Request: In the copy, include every entry exactly but none of the pictures.

(Dataset records)
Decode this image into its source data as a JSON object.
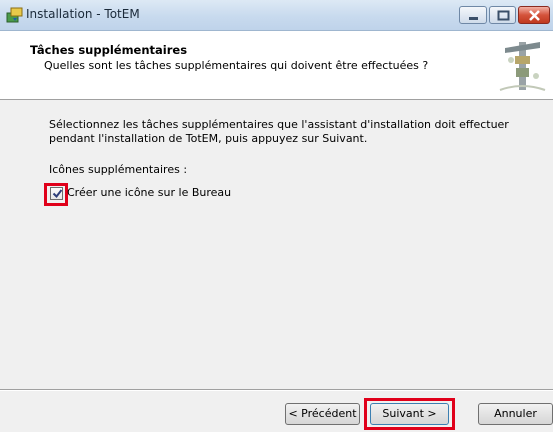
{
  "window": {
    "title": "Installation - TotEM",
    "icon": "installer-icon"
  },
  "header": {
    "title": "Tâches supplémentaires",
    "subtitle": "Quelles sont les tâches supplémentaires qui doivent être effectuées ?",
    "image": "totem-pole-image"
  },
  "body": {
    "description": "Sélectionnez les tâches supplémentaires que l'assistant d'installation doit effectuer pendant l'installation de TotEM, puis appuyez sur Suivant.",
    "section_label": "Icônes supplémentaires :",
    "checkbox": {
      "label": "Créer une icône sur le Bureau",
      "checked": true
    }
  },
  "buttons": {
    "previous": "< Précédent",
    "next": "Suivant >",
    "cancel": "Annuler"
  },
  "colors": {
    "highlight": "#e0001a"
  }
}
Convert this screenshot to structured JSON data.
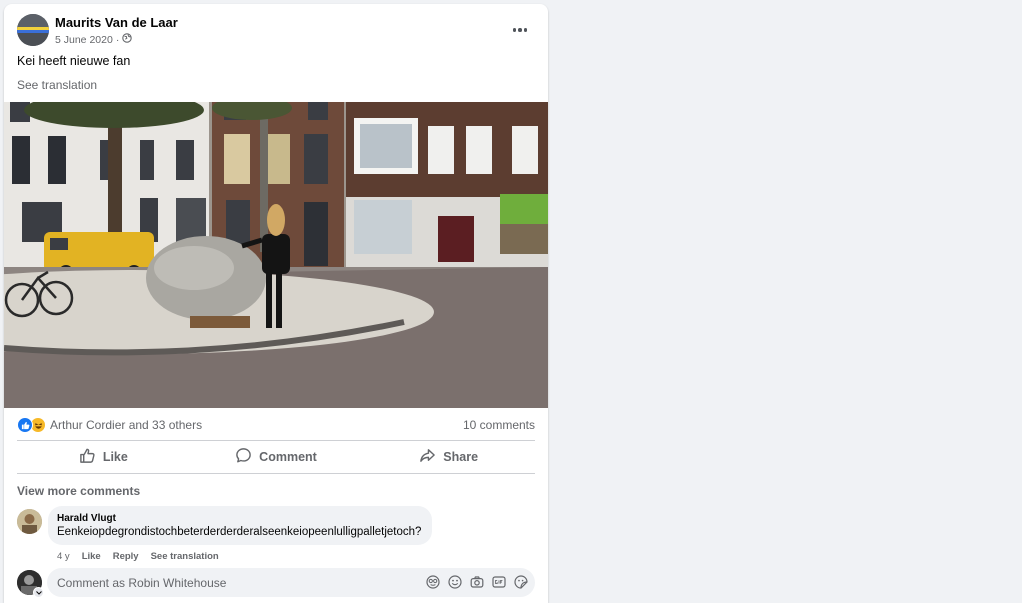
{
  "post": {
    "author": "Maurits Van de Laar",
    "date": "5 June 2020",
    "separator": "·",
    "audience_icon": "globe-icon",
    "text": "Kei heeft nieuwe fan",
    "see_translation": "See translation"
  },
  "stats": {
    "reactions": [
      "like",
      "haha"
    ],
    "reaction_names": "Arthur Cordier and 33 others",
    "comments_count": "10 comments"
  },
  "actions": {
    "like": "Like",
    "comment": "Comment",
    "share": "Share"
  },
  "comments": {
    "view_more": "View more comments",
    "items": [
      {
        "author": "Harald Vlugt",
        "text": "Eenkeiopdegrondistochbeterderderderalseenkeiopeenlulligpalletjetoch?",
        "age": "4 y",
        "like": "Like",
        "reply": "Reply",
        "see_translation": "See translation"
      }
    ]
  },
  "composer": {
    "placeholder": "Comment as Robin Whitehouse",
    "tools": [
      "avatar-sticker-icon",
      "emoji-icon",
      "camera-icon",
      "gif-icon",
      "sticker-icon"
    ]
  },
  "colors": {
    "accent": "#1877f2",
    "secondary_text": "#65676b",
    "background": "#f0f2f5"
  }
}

Answer:
Decode this image into its source data as a JSON object.
{
  "window": {
    "title": "Installation - TotEM",
    "icon": "installer-icon"
  },
  "header": {
    "title": "Tâches supplémentaires",
    "subtitle": "Quelles sont les tâches supplémentaires qui doivent être effectuées ?",
    "image": "totem-pole-image"
  },
  "body": {
    "description": "Sélectionnez les tâches supplémentaires que l'assistant d'installation doit effectuer pendant l'installation de TotEM, puis appuyez sur Suivant.",
    "section_label": "Icônes supplémentaires :",
    "checkbox": {
      "label": "Créer une icône sur le Bureau",
      "checked": true
    }
  },
  "buttons": {
    "previous": "< Précédent",
    "next": "Suivant >",
    "cancel": "Annuler"
  },
  "colors": {
    "highlight": "#e0001a"
  }
}
Convert this screenshot to structured JSON data.
{
  "post": {
    "author": "Maurits Van de Laar",
    "date": "5 June 2020",
    "separator": "·",
    "audience_icon": "globe-icon",
    "text": "Kei heeft nieuwe fan",
    "see_translation": "See translation"
  },
  "stats": {
    "reactions": [
      "like",
      "haha"
    ],
    "reaction_names": "Arthur Cordier and 33 others",
    "comments_count": "10 comments"
  },
  "actions": {
    "like": "Like",
    "comment": "Comment",
    "share": "Share"
  },
  "comments": {
    "view_more": "View more comments",
    "items": [
      {
        "author": "Harald Vlugt",
        "text": "Eenkeiopdegrondistochbeterderderderalseenkeiopeenlulligpalletjetoch?",
        "age": "4 y",
        "like": "Like",
        "reply": "Reply",
        "see_translation": "See translation"
      }
    ]
  },
  "composer": {
    "placeholder": "Comment as Robin Whitehouse",
    "tools": [
      "avatar-sticker-icon",
      "emoji-icon",
      "camera-icon",
      "gif-icon",
      "sticker-icon"
    ]
  },
  "colors": {
    "accent": "#1877f2",
    "secondary_text": "#65676b",
    "background": "#f0f2f5"
  }
}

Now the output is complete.